start

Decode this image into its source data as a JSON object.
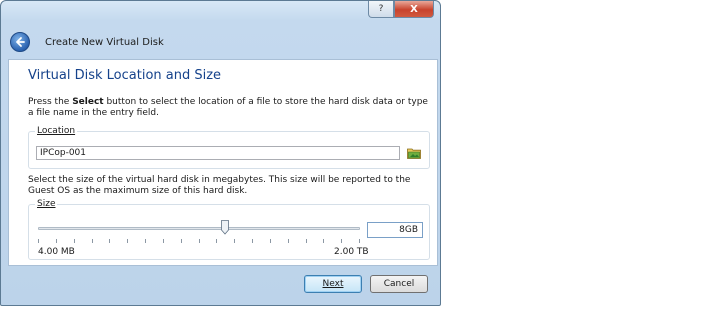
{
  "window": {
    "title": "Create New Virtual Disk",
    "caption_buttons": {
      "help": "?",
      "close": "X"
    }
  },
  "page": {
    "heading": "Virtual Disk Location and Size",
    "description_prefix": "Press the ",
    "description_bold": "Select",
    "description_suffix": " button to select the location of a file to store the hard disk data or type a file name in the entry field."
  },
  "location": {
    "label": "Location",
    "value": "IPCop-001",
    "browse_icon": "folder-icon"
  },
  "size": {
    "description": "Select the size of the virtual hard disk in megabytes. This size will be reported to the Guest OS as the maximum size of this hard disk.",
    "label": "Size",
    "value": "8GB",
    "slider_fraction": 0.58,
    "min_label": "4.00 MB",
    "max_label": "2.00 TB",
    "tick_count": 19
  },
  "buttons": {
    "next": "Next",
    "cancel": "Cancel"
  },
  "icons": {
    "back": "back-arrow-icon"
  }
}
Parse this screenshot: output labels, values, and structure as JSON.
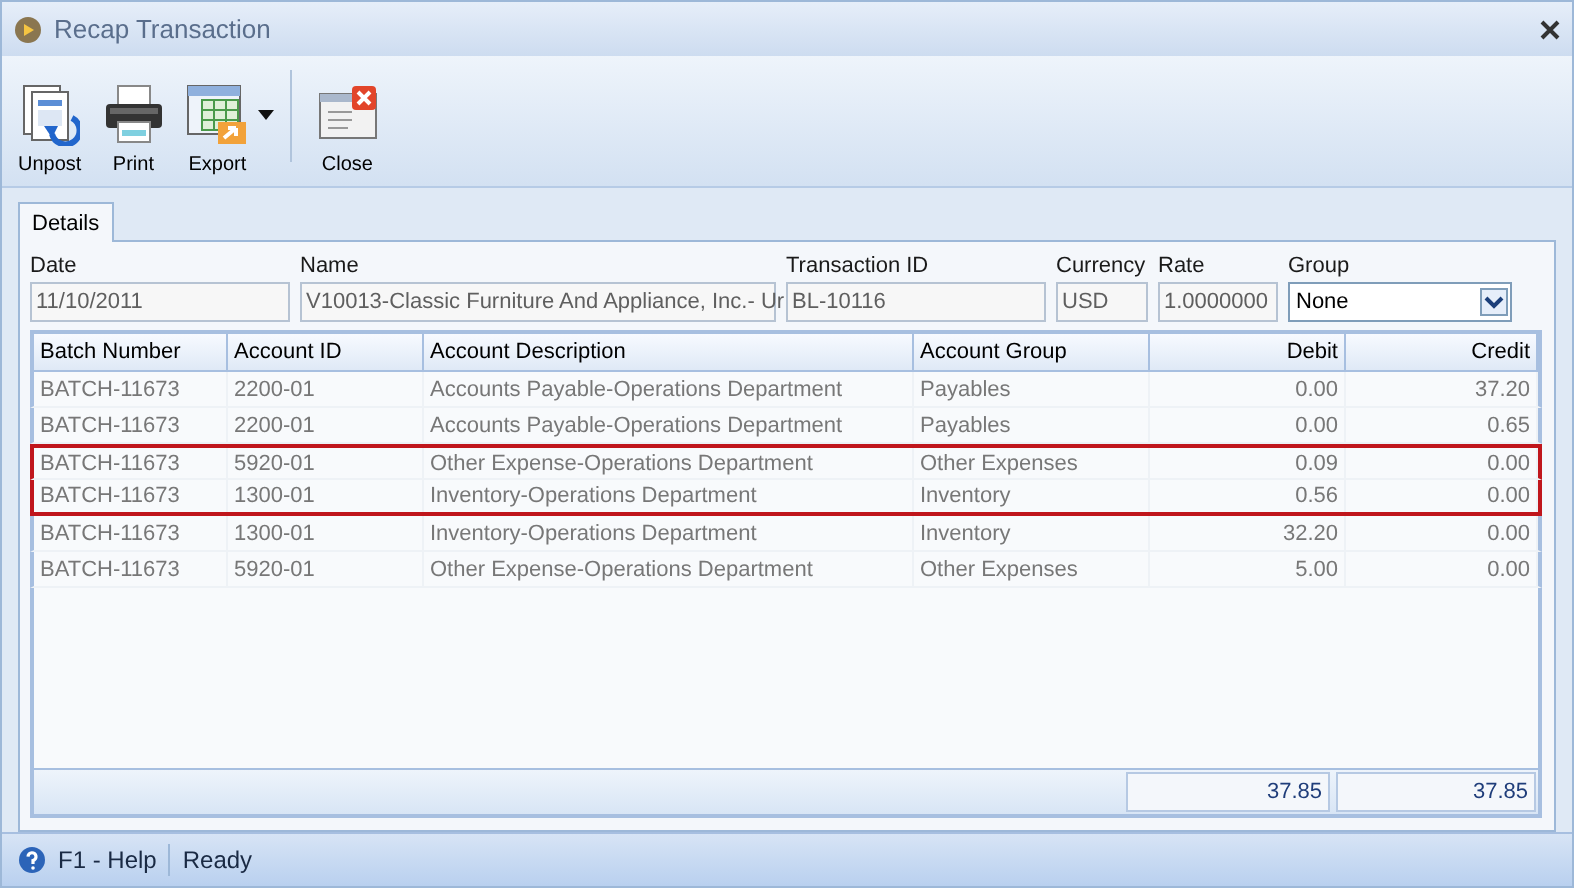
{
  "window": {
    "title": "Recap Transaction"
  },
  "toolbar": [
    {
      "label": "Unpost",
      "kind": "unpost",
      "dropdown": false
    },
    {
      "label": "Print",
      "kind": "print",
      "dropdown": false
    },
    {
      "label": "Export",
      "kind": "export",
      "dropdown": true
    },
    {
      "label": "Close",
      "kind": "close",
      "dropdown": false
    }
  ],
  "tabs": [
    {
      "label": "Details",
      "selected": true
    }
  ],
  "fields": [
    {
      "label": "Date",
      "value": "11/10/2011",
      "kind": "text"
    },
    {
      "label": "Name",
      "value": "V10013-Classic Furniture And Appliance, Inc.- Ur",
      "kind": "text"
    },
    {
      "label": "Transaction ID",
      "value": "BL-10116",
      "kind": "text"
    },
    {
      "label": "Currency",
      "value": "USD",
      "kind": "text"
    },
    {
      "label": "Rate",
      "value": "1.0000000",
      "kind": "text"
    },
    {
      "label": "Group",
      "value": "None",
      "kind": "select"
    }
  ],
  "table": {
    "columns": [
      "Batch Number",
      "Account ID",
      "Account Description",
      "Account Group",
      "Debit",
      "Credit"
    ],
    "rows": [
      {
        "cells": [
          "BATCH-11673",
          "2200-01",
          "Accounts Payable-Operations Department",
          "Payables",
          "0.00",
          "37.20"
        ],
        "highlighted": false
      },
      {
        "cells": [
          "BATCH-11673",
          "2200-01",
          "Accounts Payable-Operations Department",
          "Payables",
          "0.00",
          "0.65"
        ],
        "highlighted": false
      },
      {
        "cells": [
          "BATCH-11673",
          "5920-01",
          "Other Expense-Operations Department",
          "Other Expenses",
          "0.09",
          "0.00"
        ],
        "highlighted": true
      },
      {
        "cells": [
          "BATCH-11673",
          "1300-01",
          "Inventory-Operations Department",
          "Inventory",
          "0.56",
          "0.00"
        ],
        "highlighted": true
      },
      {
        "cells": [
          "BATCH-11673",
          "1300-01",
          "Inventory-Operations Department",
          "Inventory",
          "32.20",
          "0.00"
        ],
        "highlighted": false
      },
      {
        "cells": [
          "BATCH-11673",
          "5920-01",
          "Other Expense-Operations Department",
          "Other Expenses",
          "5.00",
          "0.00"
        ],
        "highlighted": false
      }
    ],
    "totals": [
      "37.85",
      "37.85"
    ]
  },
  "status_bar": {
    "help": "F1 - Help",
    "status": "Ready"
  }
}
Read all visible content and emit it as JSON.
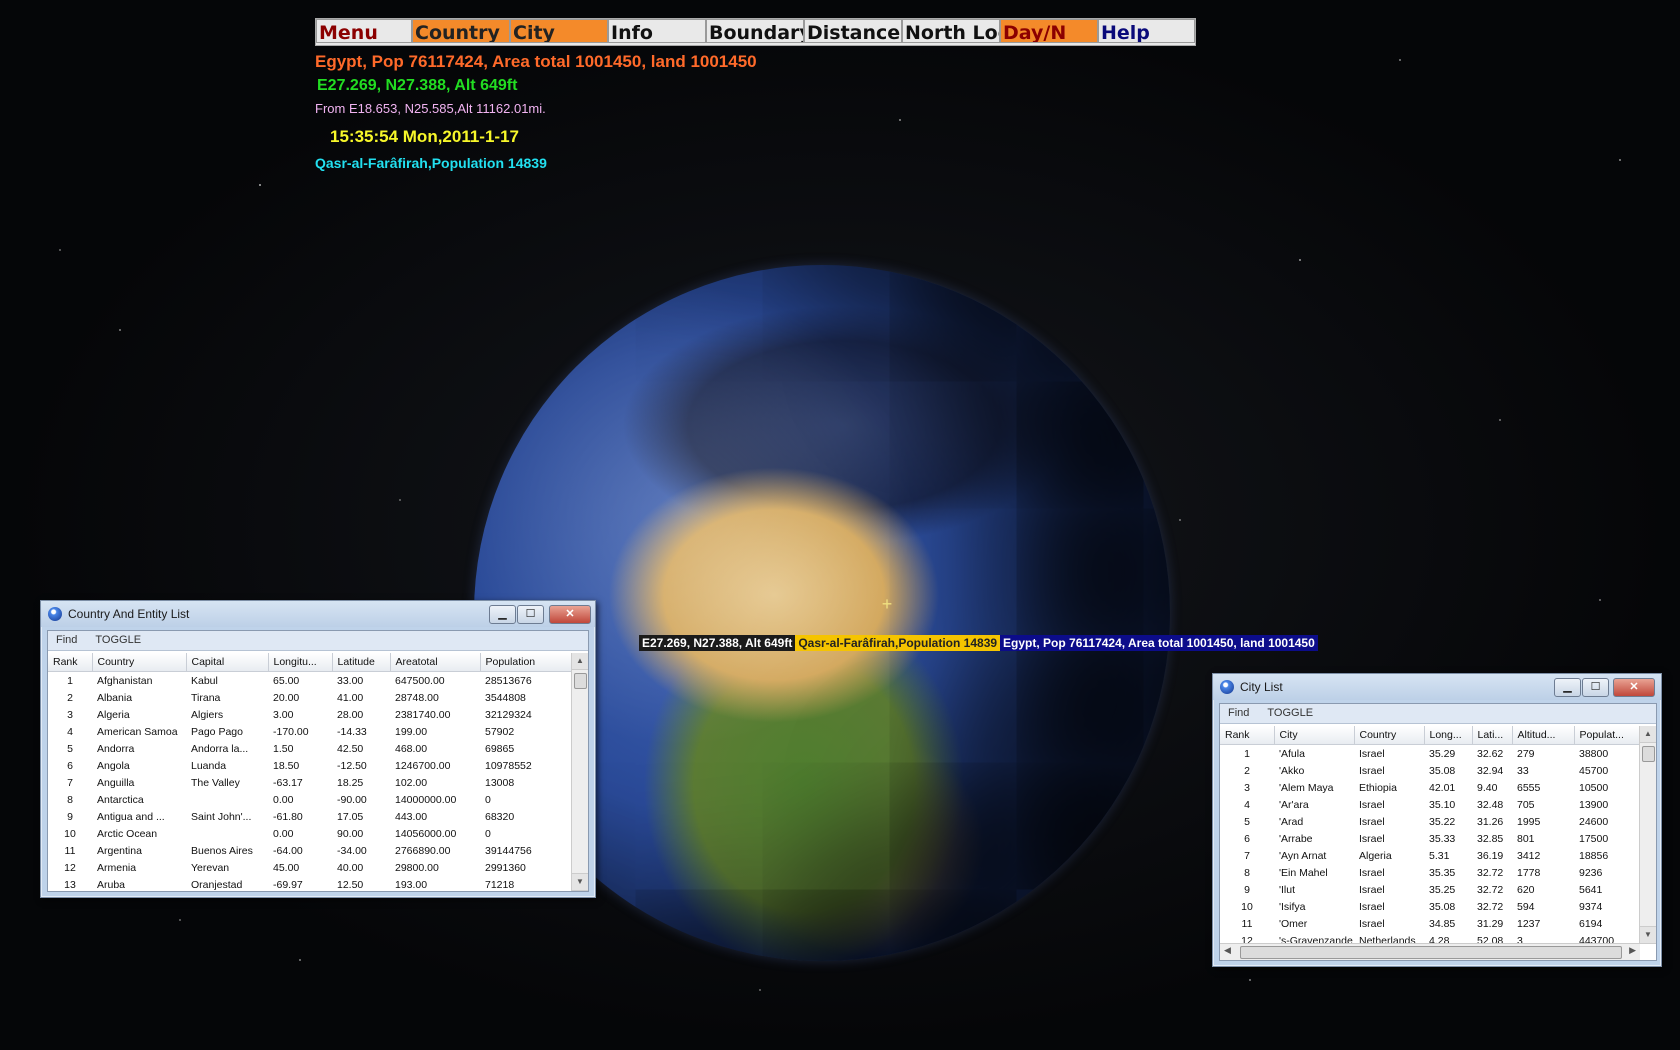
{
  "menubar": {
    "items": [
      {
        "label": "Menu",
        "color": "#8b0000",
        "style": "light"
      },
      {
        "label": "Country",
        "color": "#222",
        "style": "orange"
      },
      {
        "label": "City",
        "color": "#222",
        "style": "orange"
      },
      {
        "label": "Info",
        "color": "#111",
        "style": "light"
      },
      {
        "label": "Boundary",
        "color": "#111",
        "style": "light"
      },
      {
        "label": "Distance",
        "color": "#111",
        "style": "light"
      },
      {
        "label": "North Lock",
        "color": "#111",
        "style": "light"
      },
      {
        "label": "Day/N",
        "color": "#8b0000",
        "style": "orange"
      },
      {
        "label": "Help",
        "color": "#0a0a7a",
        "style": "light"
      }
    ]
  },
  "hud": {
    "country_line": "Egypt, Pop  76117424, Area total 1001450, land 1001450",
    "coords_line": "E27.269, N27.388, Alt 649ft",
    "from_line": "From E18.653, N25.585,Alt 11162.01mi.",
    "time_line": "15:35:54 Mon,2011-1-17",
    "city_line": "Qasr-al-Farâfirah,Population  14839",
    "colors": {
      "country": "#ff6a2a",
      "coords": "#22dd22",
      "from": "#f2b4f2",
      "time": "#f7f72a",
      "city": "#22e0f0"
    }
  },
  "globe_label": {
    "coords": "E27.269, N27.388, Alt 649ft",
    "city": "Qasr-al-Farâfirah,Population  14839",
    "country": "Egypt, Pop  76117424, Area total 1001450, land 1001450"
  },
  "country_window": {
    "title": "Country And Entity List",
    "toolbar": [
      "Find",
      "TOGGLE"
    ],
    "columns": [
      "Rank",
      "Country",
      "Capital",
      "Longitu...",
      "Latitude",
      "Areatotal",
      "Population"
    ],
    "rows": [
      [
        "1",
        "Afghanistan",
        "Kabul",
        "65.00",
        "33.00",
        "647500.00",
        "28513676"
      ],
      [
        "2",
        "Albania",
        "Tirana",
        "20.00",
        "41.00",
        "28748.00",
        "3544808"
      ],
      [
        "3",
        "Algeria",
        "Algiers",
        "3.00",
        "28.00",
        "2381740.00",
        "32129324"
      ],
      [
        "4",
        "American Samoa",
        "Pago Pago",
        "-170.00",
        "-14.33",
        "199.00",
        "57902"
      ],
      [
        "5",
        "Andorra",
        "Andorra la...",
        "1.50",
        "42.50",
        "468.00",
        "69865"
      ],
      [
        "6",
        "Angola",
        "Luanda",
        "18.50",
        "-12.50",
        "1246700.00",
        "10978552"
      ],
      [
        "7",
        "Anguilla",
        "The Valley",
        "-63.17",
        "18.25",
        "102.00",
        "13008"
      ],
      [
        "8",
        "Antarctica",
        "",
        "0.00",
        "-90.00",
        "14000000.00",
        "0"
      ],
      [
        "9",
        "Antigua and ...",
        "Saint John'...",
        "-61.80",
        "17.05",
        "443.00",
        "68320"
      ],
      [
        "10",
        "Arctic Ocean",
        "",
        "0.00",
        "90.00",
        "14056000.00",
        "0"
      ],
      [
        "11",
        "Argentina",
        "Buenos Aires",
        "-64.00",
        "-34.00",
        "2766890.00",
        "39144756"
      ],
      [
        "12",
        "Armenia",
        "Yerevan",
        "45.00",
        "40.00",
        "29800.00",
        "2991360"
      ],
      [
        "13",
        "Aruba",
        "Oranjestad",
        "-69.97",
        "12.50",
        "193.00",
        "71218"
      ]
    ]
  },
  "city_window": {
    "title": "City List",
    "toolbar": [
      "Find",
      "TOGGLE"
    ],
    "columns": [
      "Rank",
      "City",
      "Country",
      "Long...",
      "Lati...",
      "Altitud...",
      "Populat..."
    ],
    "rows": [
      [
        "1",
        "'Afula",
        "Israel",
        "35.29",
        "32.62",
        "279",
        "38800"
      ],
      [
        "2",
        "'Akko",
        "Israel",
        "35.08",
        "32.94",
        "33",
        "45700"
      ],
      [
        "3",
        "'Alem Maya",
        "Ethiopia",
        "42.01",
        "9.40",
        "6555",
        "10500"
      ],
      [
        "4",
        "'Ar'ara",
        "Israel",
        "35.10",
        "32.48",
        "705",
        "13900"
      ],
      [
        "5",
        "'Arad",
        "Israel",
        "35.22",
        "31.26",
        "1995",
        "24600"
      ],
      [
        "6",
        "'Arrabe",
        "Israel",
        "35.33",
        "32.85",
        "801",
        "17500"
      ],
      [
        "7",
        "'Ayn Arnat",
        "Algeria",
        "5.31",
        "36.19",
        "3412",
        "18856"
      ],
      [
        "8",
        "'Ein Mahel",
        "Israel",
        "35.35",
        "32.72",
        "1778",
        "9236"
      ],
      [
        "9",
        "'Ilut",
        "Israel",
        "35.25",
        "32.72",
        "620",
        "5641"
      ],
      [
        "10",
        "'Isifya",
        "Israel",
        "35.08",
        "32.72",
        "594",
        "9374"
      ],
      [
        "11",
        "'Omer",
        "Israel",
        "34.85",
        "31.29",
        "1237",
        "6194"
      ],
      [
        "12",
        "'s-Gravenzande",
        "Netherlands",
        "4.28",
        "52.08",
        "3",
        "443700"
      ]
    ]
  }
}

end

◆ WRITTEN EXERCISE
Reply with one number only: how many lines of the listing hold "data"?

◆ THE OUTPUT
2